▶ Given data
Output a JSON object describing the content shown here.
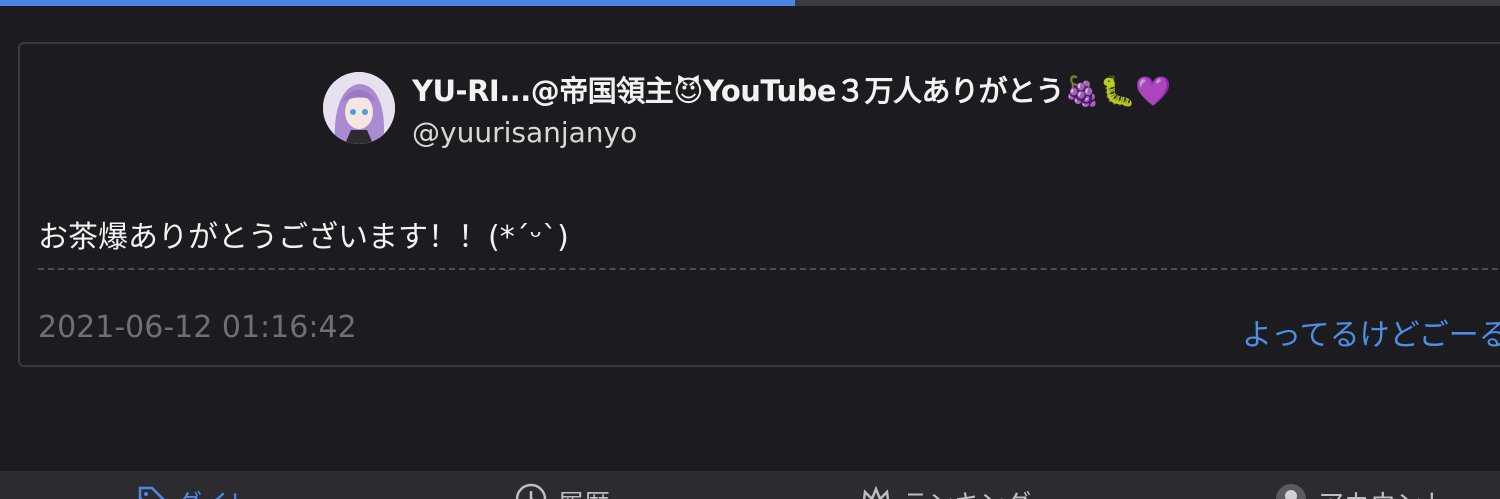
{
  "progress": {
    "fraction": 0.53,
    "color": "#4c86e8"
  },
  "tweet": {
    "display_name": "YU-RI...@帝国領主😈YouTube３万人ありがとう🍇🐛💜",
    "handle": "@yuurisanjanyo",
    "text": "お茶爆ありがとうございます！！(*´ᵕ`)",
    "timestamp": "2021-06-12 01:16:42",
    "author_link": "よってるけどごーる"
  },
  "bottom_nav": {
    "items": [
      {
        "label": "ダイレ",
        "icon": "tag-icon",
        "active": true
      },
      {
        "label": "履歴",
        "icon": "clock-icon",
        "active": false
      },
      {
        "label": "ランキング",
        "icon": "crown-icon",
        "active": false
      },
      {
        "label": "アカウント",
        "icon": "avatar-icon",
        "active": false
      }
    ]
  },
  "colors": {
    "background": "#1c1c20",
    "accent": "#4c86e8",
    "link": "#4e8fe6",
    "muted_text": "#6f6f74"
  }
}
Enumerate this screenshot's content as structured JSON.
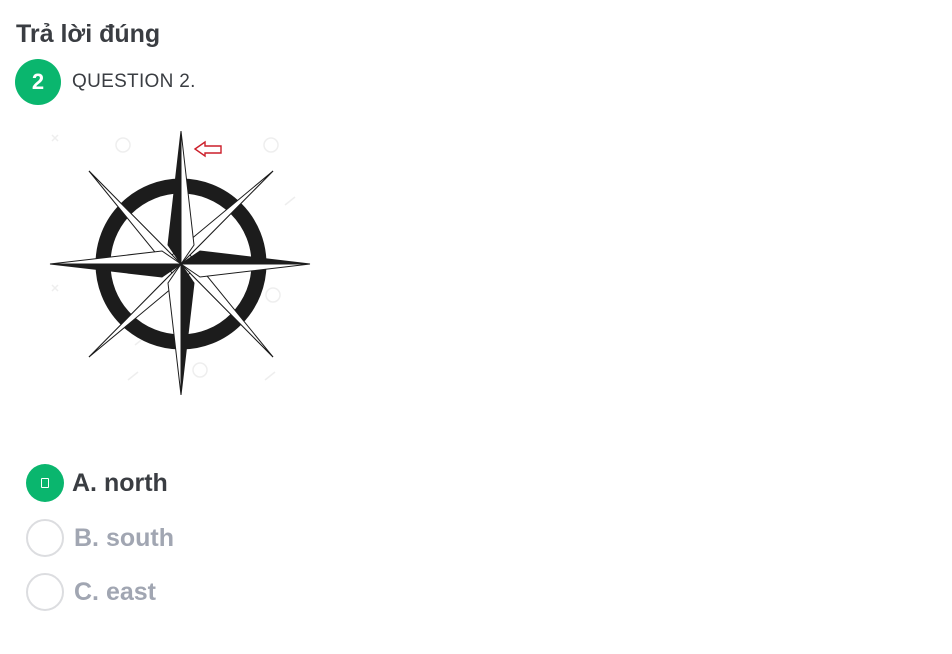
{
  "header": {
    "title": "Trả lời đúng"
  },
  "question": {
    "number": "2",
    "label": "QUESTION 2.",
    "image": {
      "icon": "compass-rose-icon",
      "pointer": "arrow-left-outline-icon",
      "accent_color": "#cc1f2a"
    }
  },
  "answers": {
    "accent_color": "#0ab66e",
    "options": [
      {
        "label": "A. north",
        "selected": true
      },
      {
        "label": "B. south",
        "selected": false
      },
      {
        "label": "C. east",
        "selected": false
      }
    ]
  }
}
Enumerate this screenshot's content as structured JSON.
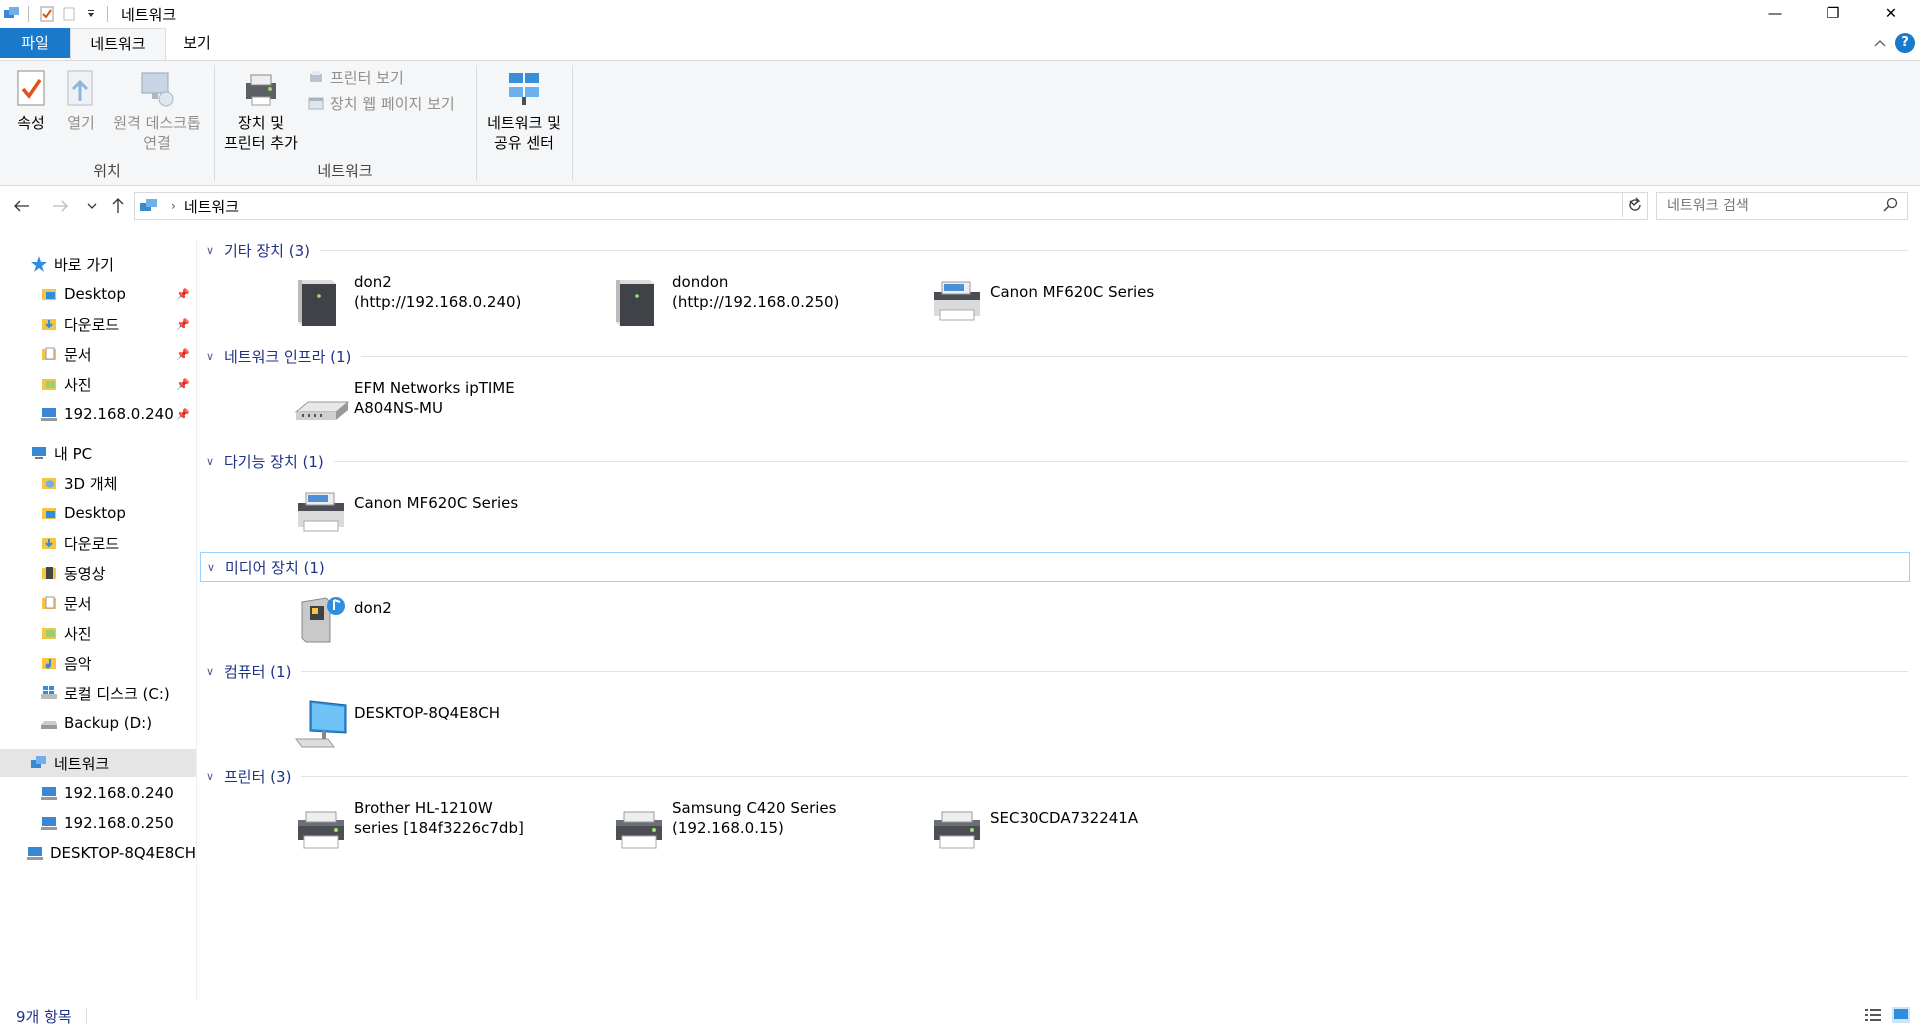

▶ Work to be completed
Write the entries above out in full, exactly, with no images.

▶ Response
Output a JSON object describing the content shown here.
{
  "progress": {
    "fraction": 0.53,
    "color": "#4c86e8"
  },
  "tweet": {
    "display_name": "YU-RI...@帝国領主😈YouTube３万人ありがとう🍇🐛💜",
    "handle": "@yuurisanjanyo",
    "text": "お茶爆ありがとうございます！！(*´ᵕ`)",
    "timestamp": "2021-06-12 01:16:42",
    "author_link": "よってるけどごーる"
  },
  "bottom_nav": {
    "items": [
      {
        "label": "ダイレ",
        "icon": "tag-icon",
        "active": true
      },
      {
        "label": "履歴",
        "icon": "clock-icon",
        "active": false
      },
      {
        "label": "ランキング",
        "icon": "crown-icon",
        "active": false
      },
      {
        "label": "アカウント",
        "icon": "avatar-icon",
        "active": false
      }
    ]
  },
  "colors": {
    "background": "#1c1c20",
    "accent": "#4c86e8",
    "link": "#4e8fe6",
    "muted_text": "#6f6f74"
  }
}
Enumerate this screenshot's content as structured JSON.
{
  "header": {
    "title": "Trả lời đúng"
  },
  "question": {
    "number": "2",
    "label": "QUESTION 2.",
    "image": {
      "icon": "compass-rose-icon",
      "pointer": "arrow-left-outline-icon",
      "accent_color": "#cc1f2a"
    }
  },
  "answers": {
    "accent_color": "#0ab66e",
    "options": [
      {
        "label": "A. north",
        "selected": true
      },
      {
        "label": "B. south",
        "selected": false
      },
      {
        "label": "C. east",
        "selected": false
      }
    ]
  }
}
Enumerate this screenshot's content as structured JSON.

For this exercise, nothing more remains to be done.